■ Exercise description: Note each line of the listing that contains the string "Earnings", and copy it.

**** Provided records

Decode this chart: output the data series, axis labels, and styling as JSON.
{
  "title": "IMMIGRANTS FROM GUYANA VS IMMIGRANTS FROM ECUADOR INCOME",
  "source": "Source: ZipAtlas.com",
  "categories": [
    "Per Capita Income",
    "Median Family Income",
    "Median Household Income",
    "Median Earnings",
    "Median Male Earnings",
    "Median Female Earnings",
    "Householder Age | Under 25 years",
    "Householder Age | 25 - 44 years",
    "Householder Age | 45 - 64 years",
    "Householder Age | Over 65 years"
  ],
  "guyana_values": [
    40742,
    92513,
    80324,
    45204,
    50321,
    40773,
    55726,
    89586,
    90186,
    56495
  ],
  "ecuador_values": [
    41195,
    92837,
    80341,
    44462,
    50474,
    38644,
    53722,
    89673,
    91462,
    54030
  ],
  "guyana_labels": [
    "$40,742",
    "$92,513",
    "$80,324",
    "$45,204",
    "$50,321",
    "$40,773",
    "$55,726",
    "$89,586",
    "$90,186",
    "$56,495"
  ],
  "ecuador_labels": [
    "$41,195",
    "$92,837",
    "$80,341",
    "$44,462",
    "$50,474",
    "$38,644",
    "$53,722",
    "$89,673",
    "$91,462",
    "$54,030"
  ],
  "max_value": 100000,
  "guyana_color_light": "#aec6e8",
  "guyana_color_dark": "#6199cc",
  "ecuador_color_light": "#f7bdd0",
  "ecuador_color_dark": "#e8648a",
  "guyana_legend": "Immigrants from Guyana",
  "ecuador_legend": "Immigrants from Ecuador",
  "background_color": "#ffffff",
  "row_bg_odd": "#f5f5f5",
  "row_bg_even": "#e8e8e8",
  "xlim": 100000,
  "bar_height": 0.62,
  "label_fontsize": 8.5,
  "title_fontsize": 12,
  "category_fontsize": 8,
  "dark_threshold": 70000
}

********

■ Task result:
    "Median Earnings",
    "Median Male Earnings",
    "Median Female Earnings",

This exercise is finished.